__ITEMS__:
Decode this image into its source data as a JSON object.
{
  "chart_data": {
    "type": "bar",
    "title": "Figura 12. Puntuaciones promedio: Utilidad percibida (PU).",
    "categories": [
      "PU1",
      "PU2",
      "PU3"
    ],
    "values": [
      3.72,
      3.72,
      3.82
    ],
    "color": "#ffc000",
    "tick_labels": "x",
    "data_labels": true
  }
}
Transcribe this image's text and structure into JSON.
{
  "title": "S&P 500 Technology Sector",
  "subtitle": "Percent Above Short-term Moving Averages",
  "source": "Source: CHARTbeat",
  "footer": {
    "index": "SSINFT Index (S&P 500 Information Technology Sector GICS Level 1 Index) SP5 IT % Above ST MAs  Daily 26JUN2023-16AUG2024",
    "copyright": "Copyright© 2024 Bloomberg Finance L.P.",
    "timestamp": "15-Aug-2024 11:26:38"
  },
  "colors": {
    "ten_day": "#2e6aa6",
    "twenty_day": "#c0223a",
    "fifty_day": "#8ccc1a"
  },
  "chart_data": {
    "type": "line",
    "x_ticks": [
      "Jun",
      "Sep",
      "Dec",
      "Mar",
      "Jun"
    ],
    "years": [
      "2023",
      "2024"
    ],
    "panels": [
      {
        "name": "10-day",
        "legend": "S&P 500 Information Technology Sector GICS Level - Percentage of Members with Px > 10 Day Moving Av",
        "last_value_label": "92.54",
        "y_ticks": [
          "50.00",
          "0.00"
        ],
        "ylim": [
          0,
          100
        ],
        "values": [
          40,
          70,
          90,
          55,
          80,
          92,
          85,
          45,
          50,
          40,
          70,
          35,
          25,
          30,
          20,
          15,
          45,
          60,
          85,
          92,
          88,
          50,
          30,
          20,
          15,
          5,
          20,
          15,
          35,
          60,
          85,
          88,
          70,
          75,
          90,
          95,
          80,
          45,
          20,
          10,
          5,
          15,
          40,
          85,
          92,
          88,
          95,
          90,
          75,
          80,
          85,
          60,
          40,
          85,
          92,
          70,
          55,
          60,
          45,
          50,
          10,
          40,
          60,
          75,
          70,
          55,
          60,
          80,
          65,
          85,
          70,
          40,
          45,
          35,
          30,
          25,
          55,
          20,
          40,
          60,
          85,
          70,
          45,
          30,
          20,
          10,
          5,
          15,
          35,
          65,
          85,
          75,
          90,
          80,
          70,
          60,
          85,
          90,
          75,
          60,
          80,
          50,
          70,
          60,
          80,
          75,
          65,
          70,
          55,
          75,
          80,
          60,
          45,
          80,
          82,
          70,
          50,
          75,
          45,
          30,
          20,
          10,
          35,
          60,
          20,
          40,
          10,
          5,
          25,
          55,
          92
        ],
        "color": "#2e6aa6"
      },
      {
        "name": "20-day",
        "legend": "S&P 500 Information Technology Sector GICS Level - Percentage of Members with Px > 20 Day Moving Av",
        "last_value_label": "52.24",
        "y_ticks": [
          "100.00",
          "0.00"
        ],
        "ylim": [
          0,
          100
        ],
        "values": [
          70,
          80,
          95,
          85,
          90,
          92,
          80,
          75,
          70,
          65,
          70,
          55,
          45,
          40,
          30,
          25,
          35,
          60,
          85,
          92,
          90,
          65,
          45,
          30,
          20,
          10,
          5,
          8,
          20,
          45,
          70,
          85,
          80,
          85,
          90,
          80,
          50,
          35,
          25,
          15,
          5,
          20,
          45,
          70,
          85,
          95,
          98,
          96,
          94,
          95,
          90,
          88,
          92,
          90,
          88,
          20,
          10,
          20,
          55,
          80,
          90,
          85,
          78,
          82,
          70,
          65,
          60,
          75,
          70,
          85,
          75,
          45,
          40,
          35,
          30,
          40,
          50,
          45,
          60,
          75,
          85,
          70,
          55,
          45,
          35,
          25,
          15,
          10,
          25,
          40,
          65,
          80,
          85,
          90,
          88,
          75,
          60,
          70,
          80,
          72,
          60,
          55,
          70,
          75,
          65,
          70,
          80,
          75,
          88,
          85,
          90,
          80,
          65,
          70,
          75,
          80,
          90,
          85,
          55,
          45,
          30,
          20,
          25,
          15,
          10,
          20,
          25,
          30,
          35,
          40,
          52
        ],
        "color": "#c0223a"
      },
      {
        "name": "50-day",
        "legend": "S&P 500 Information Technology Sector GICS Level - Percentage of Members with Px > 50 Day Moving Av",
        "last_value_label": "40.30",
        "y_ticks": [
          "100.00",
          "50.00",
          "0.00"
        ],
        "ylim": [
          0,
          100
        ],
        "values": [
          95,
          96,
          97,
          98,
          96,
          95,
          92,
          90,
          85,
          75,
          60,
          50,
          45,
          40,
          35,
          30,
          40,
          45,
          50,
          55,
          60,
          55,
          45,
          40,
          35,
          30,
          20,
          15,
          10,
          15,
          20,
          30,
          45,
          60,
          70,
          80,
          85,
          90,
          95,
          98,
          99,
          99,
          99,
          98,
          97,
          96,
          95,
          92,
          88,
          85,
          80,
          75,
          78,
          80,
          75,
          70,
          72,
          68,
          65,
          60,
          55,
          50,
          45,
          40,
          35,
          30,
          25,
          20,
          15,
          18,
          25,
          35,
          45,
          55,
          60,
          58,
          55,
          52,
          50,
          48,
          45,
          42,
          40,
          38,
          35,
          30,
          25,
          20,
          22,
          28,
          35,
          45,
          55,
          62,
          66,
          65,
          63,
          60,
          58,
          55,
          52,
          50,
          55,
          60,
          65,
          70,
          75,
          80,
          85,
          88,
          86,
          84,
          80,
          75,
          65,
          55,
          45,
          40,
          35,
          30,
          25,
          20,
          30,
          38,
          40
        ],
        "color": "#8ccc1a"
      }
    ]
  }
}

__OBJECTIVE__:
Locate the word "into" in the records above, and return each line that has it.

__THE ANSWER__:
Decode this image into its source data as a JSON object.
Transcribe this image's text and structure into JSON.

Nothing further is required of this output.